— Listed records —
——

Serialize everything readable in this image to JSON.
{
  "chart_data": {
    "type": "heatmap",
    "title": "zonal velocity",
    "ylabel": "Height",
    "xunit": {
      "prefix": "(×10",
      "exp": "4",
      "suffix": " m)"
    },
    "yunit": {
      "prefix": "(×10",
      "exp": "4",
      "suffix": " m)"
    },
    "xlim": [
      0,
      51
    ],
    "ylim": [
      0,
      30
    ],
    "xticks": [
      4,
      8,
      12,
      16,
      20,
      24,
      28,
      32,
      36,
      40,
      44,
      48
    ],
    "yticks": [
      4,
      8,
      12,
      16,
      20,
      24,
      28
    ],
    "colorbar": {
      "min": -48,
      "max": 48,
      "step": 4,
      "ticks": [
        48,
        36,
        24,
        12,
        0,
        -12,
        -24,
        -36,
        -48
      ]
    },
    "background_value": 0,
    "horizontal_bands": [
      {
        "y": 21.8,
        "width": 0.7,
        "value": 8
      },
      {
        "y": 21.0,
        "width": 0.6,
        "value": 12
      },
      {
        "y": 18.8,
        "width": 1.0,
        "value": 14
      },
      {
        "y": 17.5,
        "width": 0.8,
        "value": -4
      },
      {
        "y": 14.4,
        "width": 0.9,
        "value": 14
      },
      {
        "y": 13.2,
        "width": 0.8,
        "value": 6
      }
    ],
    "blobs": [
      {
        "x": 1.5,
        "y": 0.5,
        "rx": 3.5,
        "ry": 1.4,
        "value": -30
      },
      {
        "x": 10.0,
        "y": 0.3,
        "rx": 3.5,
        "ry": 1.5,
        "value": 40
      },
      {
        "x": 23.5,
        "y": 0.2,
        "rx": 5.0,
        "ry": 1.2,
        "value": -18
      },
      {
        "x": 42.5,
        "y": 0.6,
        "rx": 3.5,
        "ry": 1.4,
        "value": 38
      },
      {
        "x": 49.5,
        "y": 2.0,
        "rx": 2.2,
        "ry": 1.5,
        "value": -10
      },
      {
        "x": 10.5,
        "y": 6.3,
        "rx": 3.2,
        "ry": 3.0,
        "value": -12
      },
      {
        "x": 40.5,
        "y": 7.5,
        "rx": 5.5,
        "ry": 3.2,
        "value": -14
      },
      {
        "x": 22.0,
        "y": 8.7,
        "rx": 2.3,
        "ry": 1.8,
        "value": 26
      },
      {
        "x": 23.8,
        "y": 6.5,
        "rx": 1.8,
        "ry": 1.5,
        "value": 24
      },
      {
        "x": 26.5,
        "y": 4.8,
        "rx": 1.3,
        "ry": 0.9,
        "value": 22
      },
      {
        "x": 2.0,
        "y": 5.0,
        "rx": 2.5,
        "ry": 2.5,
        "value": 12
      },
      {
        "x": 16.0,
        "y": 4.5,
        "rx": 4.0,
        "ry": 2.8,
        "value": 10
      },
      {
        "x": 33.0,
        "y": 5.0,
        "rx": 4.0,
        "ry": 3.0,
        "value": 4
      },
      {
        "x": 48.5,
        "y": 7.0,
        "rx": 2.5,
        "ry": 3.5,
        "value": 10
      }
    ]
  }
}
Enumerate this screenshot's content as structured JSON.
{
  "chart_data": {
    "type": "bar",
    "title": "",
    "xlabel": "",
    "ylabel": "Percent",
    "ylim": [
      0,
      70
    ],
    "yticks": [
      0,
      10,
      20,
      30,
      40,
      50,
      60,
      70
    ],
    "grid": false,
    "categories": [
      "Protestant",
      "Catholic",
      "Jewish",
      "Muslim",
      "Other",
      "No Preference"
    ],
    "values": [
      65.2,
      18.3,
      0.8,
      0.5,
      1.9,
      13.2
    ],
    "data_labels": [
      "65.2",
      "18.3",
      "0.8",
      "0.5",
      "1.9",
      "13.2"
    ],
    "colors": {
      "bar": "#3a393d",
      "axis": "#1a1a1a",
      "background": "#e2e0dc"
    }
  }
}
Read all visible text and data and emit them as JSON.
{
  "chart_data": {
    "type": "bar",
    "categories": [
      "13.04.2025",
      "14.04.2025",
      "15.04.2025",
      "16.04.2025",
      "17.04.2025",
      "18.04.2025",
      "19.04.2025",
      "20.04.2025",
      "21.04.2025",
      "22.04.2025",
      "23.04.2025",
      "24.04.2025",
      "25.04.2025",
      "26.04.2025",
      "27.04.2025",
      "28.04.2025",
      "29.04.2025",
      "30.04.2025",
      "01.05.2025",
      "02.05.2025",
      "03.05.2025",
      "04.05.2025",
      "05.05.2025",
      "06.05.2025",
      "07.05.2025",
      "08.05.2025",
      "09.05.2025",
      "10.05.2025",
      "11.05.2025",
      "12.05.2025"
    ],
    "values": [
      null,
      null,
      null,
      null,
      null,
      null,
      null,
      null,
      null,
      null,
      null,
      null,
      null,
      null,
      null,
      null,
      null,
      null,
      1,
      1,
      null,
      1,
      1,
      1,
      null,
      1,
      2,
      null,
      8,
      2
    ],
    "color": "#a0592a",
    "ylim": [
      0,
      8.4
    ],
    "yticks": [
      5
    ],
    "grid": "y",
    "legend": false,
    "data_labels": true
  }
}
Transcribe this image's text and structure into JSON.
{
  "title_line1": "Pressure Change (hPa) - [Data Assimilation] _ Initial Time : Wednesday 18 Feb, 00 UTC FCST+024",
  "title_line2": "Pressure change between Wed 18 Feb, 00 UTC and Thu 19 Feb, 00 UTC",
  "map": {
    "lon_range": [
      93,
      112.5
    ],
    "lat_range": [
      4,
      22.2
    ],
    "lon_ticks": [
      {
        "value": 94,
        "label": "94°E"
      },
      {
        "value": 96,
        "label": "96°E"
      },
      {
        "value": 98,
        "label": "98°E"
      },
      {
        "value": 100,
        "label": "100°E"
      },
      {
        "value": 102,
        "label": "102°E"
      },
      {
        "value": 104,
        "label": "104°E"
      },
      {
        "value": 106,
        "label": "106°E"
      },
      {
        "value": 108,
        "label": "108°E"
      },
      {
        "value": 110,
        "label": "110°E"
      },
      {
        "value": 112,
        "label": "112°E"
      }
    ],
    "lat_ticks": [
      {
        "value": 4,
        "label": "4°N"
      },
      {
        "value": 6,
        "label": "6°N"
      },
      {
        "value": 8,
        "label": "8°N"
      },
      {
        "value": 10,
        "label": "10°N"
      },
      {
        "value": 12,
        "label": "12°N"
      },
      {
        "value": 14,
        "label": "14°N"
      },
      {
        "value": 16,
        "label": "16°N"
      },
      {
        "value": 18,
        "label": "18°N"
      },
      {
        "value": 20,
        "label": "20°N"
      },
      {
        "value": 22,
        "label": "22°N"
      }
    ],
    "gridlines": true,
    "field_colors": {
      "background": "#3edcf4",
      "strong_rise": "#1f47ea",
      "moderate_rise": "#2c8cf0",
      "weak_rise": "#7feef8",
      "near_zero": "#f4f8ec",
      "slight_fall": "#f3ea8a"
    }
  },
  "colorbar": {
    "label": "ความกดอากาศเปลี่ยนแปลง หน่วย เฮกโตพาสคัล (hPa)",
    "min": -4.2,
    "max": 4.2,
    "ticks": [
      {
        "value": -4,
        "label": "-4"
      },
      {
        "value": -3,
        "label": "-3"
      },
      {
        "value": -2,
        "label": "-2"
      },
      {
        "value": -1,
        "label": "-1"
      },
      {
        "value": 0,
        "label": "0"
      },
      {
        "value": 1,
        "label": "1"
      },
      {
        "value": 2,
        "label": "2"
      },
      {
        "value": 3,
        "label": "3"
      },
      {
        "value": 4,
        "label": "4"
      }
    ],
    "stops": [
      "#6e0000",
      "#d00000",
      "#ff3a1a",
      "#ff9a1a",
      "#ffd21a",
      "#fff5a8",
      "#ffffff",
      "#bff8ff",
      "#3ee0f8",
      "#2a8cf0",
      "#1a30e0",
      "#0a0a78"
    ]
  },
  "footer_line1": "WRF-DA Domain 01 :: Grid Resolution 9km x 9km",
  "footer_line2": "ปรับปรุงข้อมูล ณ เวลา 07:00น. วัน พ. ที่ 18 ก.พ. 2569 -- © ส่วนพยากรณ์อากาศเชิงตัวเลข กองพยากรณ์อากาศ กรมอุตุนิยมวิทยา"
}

——

— Problem requirements —
Go through the listing above and locate each line that holds the word "Pressure". Copy those lines.

— Written solution —
  "title_line1": "Pressure Change (hPa) - [Data Assimilation] _ Initial Time : Wednesday 18 Feb, 00 UTC FCST+024",
  "title_line2": "Pressure change between Wed 18 Feb, 00 UTC and Thu 19 Feb, 00 UTC",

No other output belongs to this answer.